[begin SOURCE RECORDS]

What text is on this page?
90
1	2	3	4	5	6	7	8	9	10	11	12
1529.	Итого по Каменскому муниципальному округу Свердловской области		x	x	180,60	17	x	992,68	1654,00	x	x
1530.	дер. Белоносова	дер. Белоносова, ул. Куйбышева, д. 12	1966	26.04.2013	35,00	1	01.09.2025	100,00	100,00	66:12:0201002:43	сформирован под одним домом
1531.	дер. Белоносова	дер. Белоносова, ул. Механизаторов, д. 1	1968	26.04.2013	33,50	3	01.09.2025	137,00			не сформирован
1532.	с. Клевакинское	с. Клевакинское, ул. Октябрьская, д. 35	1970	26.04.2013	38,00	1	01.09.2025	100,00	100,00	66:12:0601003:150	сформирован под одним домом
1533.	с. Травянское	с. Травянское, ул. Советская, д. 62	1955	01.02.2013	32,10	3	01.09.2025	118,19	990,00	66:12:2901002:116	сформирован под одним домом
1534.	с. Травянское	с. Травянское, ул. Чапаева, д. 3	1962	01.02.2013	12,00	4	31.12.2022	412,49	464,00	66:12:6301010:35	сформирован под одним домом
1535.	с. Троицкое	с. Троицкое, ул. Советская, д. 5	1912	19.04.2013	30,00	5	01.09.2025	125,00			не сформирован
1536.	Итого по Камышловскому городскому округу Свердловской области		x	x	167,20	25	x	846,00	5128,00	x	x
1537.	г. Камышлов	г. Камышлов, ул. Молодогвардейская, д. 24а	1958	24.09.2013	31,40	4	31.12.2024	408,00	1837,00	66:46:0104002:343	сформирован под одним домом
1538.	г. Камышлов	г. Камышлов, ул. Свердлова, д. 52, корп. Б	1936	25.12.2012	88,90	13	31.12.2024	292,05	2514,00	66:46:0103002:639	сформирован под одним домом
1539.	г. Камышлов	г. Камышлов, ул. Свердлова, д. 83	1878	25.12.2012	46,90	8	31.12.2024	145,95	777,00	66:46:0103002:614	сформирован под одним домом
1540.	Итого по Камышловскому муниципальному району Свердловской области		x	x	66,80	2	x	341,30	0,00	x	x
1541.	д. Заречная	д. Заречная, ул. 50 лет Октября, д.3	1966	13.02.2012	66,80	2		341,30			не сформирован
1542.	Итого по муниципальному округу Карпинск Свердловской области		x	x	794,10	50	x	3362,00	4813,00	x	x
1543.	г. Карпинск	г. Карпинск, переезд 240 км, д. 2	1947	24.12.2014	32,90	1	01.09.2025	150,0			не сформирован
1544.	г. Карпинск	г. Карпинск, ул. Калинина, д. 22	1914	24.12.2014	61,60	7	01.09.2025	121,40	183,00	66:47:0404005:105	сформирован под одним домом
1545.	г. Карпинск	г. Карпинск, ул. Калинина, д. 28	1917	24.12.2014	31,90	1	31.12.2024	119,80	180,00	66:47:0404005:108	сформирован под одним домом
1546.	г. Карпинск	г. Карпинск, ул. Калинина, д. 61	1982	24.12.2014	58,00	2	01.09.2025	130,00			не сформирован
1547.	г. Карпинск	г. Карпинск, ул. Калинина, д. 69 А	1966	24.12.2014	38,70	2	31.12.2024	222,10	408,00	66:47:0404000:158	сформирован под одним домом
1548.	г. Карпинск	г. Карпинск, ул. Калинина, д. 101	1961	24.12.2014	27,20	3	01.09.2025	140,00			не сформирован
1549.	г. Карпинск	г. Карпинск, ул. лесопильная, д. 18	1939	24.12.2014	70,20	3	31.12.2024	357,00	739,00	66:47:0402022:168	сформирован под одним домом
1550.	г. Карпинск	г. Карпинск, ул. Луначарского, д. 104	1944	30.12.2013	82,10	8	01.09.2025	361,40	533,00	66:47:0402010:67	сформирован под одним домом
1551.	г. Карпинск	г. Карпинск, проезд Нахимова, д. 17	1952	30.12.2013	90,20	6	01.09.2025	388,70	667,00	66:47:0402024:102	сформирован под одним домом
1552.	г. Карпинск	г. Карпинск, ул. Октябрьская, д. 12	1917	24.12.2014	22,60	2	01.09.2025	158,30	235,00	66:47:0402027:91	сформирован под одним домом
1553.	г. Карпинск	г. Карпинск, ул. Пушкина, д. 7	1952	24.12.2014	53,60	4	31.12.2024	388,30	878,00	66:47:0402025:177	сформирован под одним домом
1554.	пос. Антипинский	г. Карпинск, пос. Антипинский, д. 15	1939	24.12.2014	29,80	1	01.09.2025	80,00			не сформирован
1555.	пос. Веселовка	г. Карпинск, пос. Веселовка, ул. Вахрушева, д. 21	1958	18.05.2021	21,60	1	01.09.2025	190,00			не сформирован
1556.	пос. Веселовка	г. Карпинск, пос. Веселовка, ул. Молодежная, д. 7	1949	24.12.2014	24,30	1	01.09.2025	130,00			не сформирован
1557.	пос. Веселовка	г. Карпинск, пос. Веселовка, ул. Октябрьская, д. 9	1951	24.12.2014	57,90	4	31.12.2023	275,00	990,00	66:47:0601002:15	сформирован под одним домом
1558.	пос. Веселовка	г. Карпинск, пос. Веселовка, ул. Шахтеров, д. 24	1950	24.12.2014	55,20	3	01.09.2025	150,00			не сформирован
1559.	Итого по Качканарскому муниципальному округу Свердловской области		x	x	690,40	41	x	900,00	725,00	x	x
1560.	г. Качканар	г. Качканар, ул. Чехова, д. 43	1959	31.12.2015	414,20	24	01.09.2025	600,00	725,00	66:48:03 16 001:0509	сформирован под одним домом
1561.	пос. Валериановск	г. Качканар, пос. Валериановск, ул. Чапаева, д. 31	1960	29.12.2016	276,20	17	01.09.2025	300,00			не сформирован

[end SOURCE RECORDS]

*WHAT YOU WILL DO:* Give the listing again, word for word.

*OUTPUT BELOW:*
What text is on this page?
90
1	2	3	4	5	6	7	8	9	10	11	12
1529.	Итого по Каменскому муниципальному округу Свердловской области		x	x	180,60	17	x	992,68	1654,00	x	x
1530.	дер. Белоносова	дер. Белоносова, ул. Куйбышева, д. 12	1966	26.04.2013	35,00	1	01.09.2025	100,00	100,00	66:12:0201002:43	сформирован под одним домом
1531.	дер. Белоносова	дер. Белоносова, ул. Механизаторов, д. 1	1968	26.04.2013	33,50	3	01.09.2025	137,00			не сформирован
1532.	с. Клевакинское	с. Клевакинское, ул. Октябрьская, д. 35	1970	26.04.2013	38,00	1	01.09.2025	100,00	100,00	66:12:0601003:150	сформирован под одним домом
1533.	с. Травянское	с. Травянское, ул. Советская, д. 62	1955	01.02.2013	32,10	3	01.09.2025	118,19	990,00	66:12:2901002:116	сформирован под одним домом
1534.	с. Травянское	с. Травянское, ул. Чапаева, д. 3	1962	01.02.2013	12,00	4	31.12.2022	412,49	464,00	66:12:6301010:35	сформирован под одним домом
1535.	с. Троицкое	с. Троицкое, ул. Советская, д. 5	1912	19.04.2013	30,00	5	01.09.2025	125,00			не сформирован
1536.	Итого по Камышловскому городскому округу Свердловской области		x	x	167,20	25	x	846,00	5128,00	x	x
1537.	г. Камышлов	г. Камышлов, ул. Молодогвардейская, д. 24а	1958	24.09.2013	31,40	4	31.12.2024	408,00	1837,00	66:46:0104002:343	сформирован под одним домом
1538.	г. Камышлов	г. Камышлов, ул. Свердлова, д. 52, корп. Б	1936	25.12.2012	88,90	13	31.12.2024	292,05	2514,00	66:46:0103002:639	сформирован под одним домом
1539.	г. Камышлов	г. Камышлов, ул. Свердлова, д. 83	1878	25.12.2012	46,90	8	31.12.2024	145,95	777,00	66:46:0103002:614	сформирован под одним домом
1540.	Итого по Камышловскому муниципальному району Свердловской области		x	x	66,80	2	x	341,30	0,00	x	x
1541.	д. Заречная	д. Заречная, ул. 50 лет Октября, д.3	1966	13.02.2012	66,80	2		341,30			не сформирован
1542.	Итого по муниципальному округу Карпинск Свердловской области		x	x	794,10	50	x	3362,00	4813,00	x	x
1543.	г. Карпинск	г. Карпинск, переезд 240 км, д. 2	1947	24.12.2014	32,90	1	01.09.2025	150,0			не сформирован
1544.	г. Карпинск	г. Карпинск, ул. Калинина, д. 22	1914	24.12.2014	61,60	7	01.09.2025	121,40	183,00	66:47:0404005:105	сформирован под одним домом
1545.	г. Карпинск	г. Карпинск, ул. Калинина, д. 28	1917	24.12.2014	31,90	1	31.12.2024	119,80	180,00	66:47:0404005:108	сформирован под одним домом
1546.	г. Карпинск	г. Карпинск, ул. Калинина, д. 61	1982	24.12.2014	58,00	2	01.09.2025	130,00			не сформирован
1547.	г. Карпинск	г. Карпинск, ул. Калинина, д. 69 А	1966	24.12.2014	38,70	2	31.12.2024	222,10	408,00	66:47:0404000:158	сформирован под одним домом
1548.	г. Карпинск	г. Карпинск, ул. Калинина, д. 101	1961	24.12.2014	27,20	3	01.09.2025	140,00			не сформирован
1549.	г. Карпинск	г. Карпинск, ул. лесопильная, д. 18	1939	24.12.2014	70,20	3	31.12.2024	357,00	739,00	66:47:0402022:168	сформирован под одним домом
1550.	г. Карпинск	г. Карпинск, ул. Луначарского, д. 104	1944	30.12.2013	82,10	8	01.09.2025	361,40	533,00	66:47:0402010:67	сформирован под одним домом
1551.	г. Карпинск	г. Карпинск, проезд Нахимова, д. 17	1952	30.12.2013	90,20	6	01.09.2025	388,70	667,00	66:47:0402024:102	сформирован под одним домом
1552.	г. Карпинск	г. Карпинск, ул. Октябрьская, д. 12	1917	24.12.2014	22,60	2	01.09.2025	158,30	235,00	66:47:0402027:91	сформирован под одним домом
1553.	г. Карпинск	г. Карпинск, ул. Пушкина, д. 7	1952	24.12.2014	53,60	4	31.12.2024	388,30	878,00	66:47:0402025:177	сформирован под одним домом
1554.	пос. Антипинский	г. Карпинск, пос. Антипинский, д. 15	1939	24.12.2014	29,80	1	01.09.2025	80,00			не сформирован
1555.	пос. Веселовка	г. Карпинск, пос. Веселовка, ул. Вахрушева, д. 21	1958	18.05.2021	21,60	1	01.09.2025	190,00			не сформирован
1556.	пос. Веселовка	г. Карпинск, пос. Веселовка, ул. Молодежная, д. 7	1949	24.12.2014	24,30	1	01.09.2025	130,00			не сформирован
1557.	пос. Веселовка	г. Карпинск, пос. Веселовка, ул. Октябрьская, д. 9	1951	24.12.2014	57,90	4	31.12.2023	275,00	990,00	66:47:0601002:15	сформирован под одним домом
1558.	пос. Веселовка	г. Карпинск, пос. Веселовка, ул. Шахтеров, д. 24	1950	24.12.2014	55,20	3	01.09.2025	150,00			не сформирован
1559.	Итого по Качканарскому муниципальному округу Свердловской области		x	x	690,40	41	x	900,00	725,00	x	x
1560.	г. Качканар	г. Качканар, ул. Чехова, д. 43	1959	31.12.2015	414,20	24	01.09.2025	600,00	725,00	66:48:03 16 001:0509	сформирован под одним домом
1561.	пос. Валериановск	г. Качканар, пос. Валериановск, ул. Чапаева, д. 31	1960	29.12.2016	276,20	17	01.09.2025	300,00			не сформирован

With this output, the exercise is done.